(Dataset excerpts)
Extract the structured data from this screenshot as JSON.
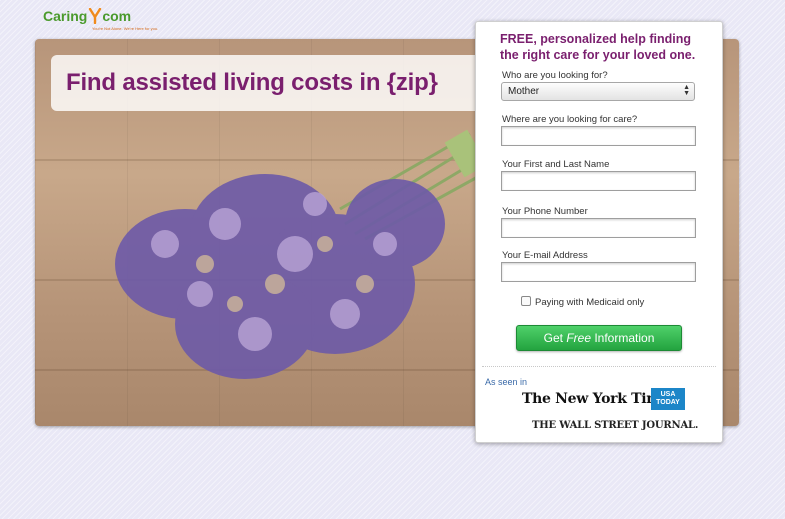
{
  "brand": {
    "logo_prefix": "Caring",
    "logo_suffix": "com",
    "tagline": "You're Not Alone. We're Here for you.",
    "color_primary": "#7a1f6e",
    "color_green": "#4a9a2c"
  },
  "hero": {
    "headline": "Find assisted living costs in {zip}",
    "image": "lavender-bouquet-on-wood"
  },
  "form": {
    "title": "FREE, personalized help finding the right care for your loved one.",
    "who_label": "Who are you looking for?",
    "who_value": "Mother",
    "where_label": "Where are you looking for care?",
    "where_value": "",
    "name_label": "Your First and Last Name",
    "name_value": "",
    "phone_label": "Your Phone Number",
    "phone_value": "",
    "email_label": "Your E-mail Address",
    "email_value": "",
    "medicaid_label": "Paying with Medicaid only",
    "medicaid_checked": false,
    "cta_prefix": "Get ",
    "cta_emphasis": "Free",
    "cta_suffix": " Information",
    "cta_color": "#2bb047"
  },
  "press": {
    "as_seen_in": "As seen in",
    "nyt": "The New York Times",
    "usa_line1": "USA",
    "usa_line2": "TODAY",
    "wsj": "THE WALL STREET JOURNAL."
  }
}
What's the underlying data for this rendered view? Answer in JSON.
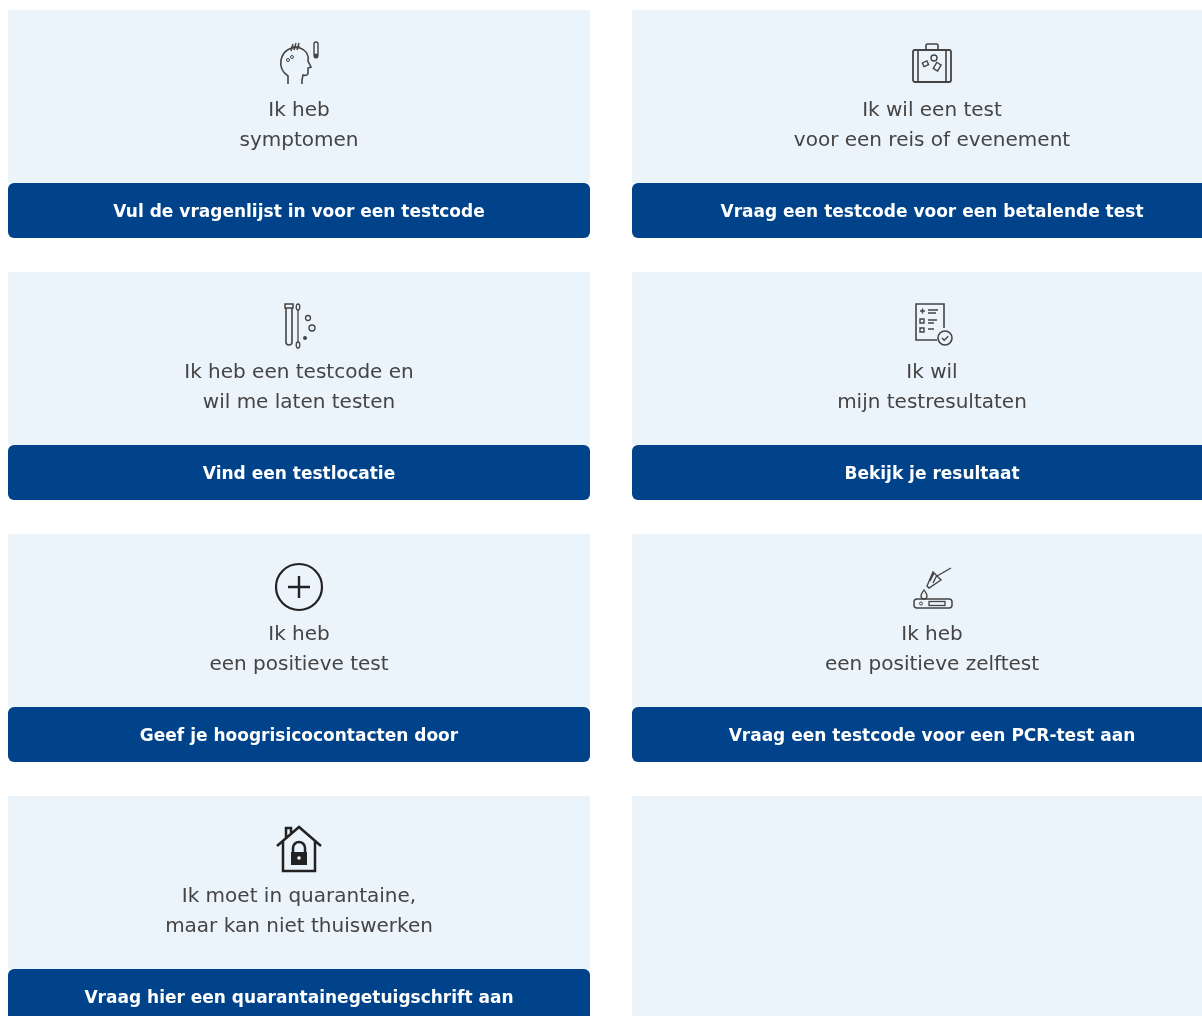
{
  "cards": [
    {
      "kind": "symptoms",
      "lines": [
        "Ik heb",
        "symptomen"
      ],
      "button": "Vul de vragenlijst in voor een testcode"
    },
    {
      "kind": "travel",
      "lines": [
        "Ik wil een test",
        "voor een reis of evenement"
      ],
      "button": "Vraag een testcode voor een betalende test"
    },
    {
      "kind": "swab",
      "lines": [
        "Ik heb een testcode en",
        "wil me laten testen"
      ],
      "button": "Vind een testlocatie"
    },
    {
      "kind": "results",
      "lines": [
        "Ik wil",
        "mijn testresultaten"
      ],
      "button": "Bekijk je resultaat"
    },
    {
      "kind": "positive",
      "lines": [
        "Ik heb",
        "een positieve test"
      ],
      "button": "Geef je hoogrisicocontacten door"
    },
    {
      "kind": "selftest",
      "lines": [
        "Ik heb",
        "een positieve zelftest"
      ],
      "button": "Vraag een testcode voor een PCR-test aan"
    },
    {
      "kind": "quarantine",
      "lines": [
        "Ik moet in quarantaine,",
        "maar kan niet thuiswerken"
      ],
      "button": "Vraag hier een quarantainegetuigschrift aan"
    },
    {
      "kind": "blank"
    }
  ]
}
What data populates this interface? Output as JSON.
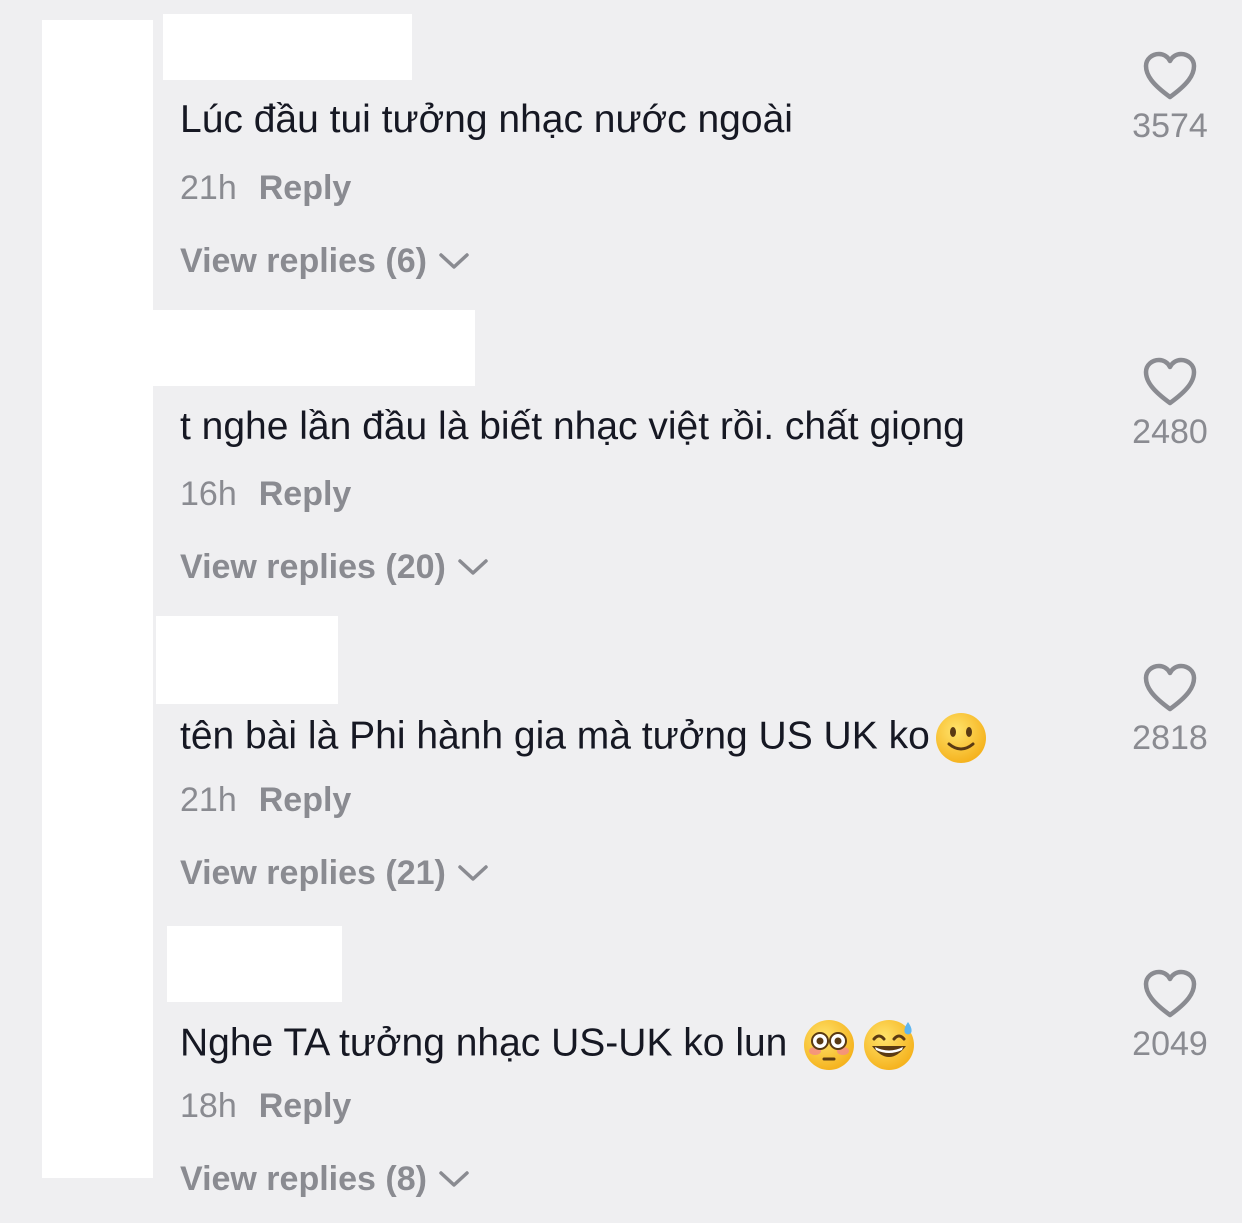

_Given problem_
Exactly reproduce the entries above, minus the pictures.

_Expected output_
Extract the structured data from this screenshot as JSON.
{
  "brand": {
    "logo_prefix": "Caring",
    "logo_suffix": "com",
    "tagline": "You're Not Alone. We're Here for you.",
    "color_primary": "#7a1f6e",
    "color_green": "#4a9a2c"
  },
  "hero": {
    "headline": "Find assisted living costs in {zip}",
    "image": "lavender-bouquet-on-wood"
  },
  "form": {
    "title": "FREE, personalized help finding the right care for your loved one.",
    "who_label": "Who are you looking for?",
    "who_value": "Mother",
    "where_label": "Where are you looking for care?",
    "where_value": "",
    "name_label": "Your First and Last Name",
    "name_value": "",
    "phone_label": "Your Phone Number",
    "phone_value": "",
    "email_label": "Your E-mail Address",
    "email_value": "",
    "medicaid_label": "Paying with Medicaid only",
    "medicaid_checked": false,
    "cta_prefix": "Get ",
    "cta_emphasis": "Free",
    "cta_suffix": " Information",
    "cta_color": "#2bb047"
  },
  "press": {
    "as_seen_in": "As seen in",
    "nyt": "The New York Times",
    "usa_line1": "USA",
    "usa_line2": "TODAY",
    "wsj": "THE WALL STREET JOURNAL."
  }
}
What's the underlying data for this rendered view? Answer in JSON.
{
  "cards": [
    {
      "kind": "symptoms",
      "lines": [
        "Ik heb",
        "symptomen"
      ],
      "button": "Vul de vragenlijst in voor een testcode"
    },
    {
      "kind": "travel",
      "lines": [
        "Ik wil een test",
        "voor een reis of evenement"
      ],
      "button": "Vraag een testcode voor een betalende test"
    },
    {
      "kind": "swab",
      "lines": [
        "Ik heb een testcode en",
        "wil me laten testen"
      ],
      "button": "Vind een testlocatie"
    },
    {
      "kind": "results",
      "lines": [
        "Ik wil",
        "mijn testresultaten"
      ],
      "button": "Bekijk je resultaat"
    },
    {
      "kind": "positive",
      "lines": [
        "Ik heb",
        "een positieve test"
      ],
      "button": "Geef je hoogrisicocontacten door"
    },
    {
      "kind": "selftest",
      "lines": [
        "Ik heb",
        "een positieve zelftest"
      ],
      "button": "Vraag een testcode voor een PCR-test aan"
    },
    {
      "kind": "quarantine",
      "lines": [
        "Ik moet in quarantaine,",
        "maar kan niet thuiswerken"
      ],
      "button": "Vraag hier een quarantainegetuigschrift aan"
    },
    {
      "kind": "blank"
    }
  ]
}
What data populates this interface? Output as JSON.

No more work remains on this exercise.